Page extract:
• Test bed
  • In service
  • Discipline-specific system for Astronomy and Cosmology
  • Funded by STFC, DiRAC, ExCALIBUR
  • 1 nodes, with 4 AMD MI300A 128GB accelerators per node
  • Benchmarks (1) ▾
    • Memory bandwidth (BabelStream): 3648 GB/s
      • array_size: 134217728
      • iterations: 100
      • precision: FP64
  • Manufactured by AMD
  • Scheduler: Direct SSH
  • Interconnects:

COSMA MI300A

COSMA (The Compute Optimised System for Modelling and Analysis) is a High Performance Computing facility hosted at Durham University, operated by the Institute for Computational Cosmology on behalf of DiRAC.

The MI300A node is a GPU testbed within COSMA.

Node RAM CPU Access
ga008 500GB (unified) 192 cores (AMD EPYC) Direct SSH

The MI300A is an APU (Accelerated Processing Unit). The CPU and GPU are on the same silicon and share physical RAM. Therefore, memory copies between CPU and GPU are not necessary which can improve performance for many applications.

The MI300A node has 4x GPUs.

Documentation

Gaining access

Access requires a COSMA account, obtained via the DiRAC SAFE portal.

  1. Create a SAFE account with an institutional email.
  2. Upload an SSH public key on SAFE. If you do not have one, generate with ssh-keygen -t ed25519.

Data excerpts:
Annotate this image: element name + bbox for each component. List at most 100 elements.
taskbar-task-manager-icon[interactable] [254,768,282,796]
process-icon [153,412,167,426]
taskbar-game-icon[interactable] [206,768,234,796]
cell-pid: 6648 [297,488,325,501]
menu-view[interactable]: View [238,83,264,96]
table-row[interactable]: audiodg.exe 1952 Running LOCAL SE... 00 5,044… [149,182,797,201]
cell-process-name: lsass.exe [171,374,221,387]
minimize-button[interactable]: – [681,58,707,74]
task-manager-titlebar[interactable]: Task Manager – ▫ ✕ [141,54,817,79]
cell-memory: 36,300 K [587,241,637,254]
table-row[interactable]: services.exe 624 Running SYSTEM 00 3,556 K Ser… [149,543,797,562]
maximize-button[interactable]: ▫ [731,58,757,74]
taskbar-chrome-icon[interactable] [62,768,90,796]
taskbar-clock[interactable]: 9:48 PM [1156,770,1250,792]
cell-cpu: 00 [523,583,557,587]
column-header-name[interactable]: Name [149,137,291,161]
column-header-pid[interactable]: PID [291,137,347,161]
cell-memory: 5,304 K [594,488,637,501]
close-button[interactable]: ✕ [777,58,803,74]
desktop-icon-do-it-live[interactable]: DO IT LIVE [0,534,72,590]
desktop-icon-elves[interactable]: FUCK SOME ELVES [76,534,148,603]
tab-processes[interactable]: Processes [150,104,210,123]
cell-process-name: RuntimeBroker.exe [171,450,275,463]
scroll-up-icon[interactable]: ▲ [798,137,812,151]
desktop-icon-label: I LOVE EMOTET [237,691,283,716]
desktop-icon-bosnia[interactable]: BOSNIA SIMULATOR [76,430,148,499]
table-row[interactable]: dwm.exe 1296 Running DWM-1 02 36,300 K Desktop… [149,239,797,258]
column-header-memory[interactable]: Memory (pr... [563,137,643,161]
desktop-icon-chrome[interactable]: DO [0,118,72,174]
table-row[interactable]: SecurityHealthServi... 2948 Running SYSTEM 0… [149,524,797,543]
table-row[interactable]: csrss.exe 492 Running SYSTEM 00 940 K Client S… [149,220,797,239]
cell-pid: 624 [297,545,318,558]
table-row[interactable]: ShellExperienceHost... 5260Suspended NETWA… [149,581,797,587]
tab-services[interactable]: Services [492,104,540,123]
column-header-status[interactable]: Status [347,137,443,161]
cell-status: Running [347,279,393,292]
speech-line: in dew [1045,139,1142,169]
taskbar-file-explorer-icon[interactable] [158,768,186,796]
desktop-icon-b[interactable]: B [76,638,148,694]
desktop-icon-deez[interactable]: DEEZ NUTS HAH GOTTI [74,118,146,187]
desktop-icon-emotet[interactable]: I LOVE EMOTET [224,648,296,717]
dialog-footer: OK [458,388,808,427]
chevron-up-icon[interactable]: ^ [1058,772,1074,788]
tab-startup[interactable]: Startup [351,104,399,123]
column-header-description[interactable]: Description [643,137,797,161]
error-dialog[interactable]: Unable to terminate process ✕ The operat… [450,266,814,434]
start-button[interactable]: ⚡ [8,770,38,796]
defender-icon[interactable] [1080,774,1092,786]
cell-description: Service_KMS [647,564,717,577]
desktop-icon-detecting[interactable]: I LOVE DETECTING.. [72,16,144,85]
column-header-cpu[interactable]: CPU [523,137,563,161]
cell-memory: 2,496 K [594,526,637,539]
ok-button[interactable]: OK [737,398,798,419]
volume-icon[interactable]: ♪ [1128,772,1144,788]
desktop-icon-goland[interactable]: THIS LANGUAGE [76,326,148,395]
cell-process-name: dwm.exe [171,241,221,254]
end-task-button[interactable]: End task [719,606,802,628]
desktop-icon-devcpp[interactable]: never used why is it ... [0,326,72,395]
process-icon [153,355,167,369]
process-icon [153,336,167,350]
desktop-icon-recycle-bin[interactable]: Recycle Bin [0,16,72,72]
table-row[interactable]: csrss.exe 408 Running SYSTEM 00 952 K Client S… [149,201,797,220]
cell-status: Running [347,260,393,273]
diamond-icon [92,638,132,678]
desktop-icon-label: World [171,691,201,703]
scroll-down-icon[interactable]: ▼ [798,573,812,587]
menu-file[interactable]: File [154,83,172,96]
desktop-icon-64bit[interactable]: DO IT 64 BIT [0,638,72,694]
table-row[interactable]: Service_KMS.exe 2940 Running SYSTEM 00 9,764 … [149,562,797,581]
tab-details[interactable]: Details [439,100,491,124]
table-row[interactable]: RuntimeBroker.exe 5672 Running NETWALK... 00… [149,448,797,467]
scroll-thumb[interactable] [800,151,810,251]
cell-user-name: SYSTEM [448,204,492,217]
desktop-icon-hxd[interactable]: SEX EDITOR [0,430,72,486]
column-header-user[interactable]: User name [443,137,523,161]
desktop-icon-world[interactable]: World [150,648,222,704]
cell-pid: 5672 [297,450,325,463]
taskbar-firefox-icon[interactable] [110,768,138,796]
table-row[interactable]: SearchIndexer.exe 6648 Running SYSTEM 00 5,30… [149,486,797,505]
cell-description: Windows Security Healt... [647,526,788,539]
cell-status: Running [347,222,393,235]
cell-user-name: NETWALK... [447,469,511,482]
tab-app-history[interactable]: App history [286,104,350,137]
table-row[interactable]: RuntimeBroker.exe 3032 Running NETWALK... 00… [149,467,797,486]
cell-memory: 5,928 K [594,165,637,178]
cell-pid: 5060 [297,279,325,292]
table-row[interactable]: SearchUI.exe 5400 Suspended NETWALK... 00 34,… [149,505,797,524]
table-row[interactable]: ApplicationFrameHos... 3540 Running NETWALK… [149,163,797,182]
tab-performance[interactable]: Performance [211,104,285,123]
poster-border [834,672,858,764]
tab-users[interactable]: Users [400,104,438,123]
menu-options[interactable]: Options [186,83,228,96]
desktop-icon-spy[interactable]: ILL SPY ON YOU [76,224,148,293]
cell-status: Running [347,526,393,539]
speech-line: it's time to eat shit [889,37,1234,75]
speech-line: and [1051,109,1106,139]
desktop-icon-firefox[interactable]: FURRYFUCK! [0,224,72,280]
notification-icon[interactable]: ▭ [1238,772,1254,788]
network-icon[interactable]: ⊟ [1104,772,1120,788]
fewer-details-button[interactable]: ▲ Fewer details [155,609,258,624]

Things to do:
[A] From the COSMA MI300A page, write out the passage starting with "COSMA MI300A" and going on through "behalf of DiRAC.".
[B] Answer these questions from the COSMA MI300A page:
(i) What memory bandwidth does the BabelStream benchmark report?
(ii) At which university is COSMA hosted?
(iii) Through which portal is a COSMA account obtained?

Answers to the exercises:
[A]
COSMA MI300A

COSMA (The Compute Optimised System for Modelling and Analysis) is a High Performance Computing facility hosted at Durham University, operated by the Institute for Computational Cosmology on behalf of DiRAC.

[B]
(i) 3648 GB/s
(ii) Durham University
(iii) The DiRAC SAFE portal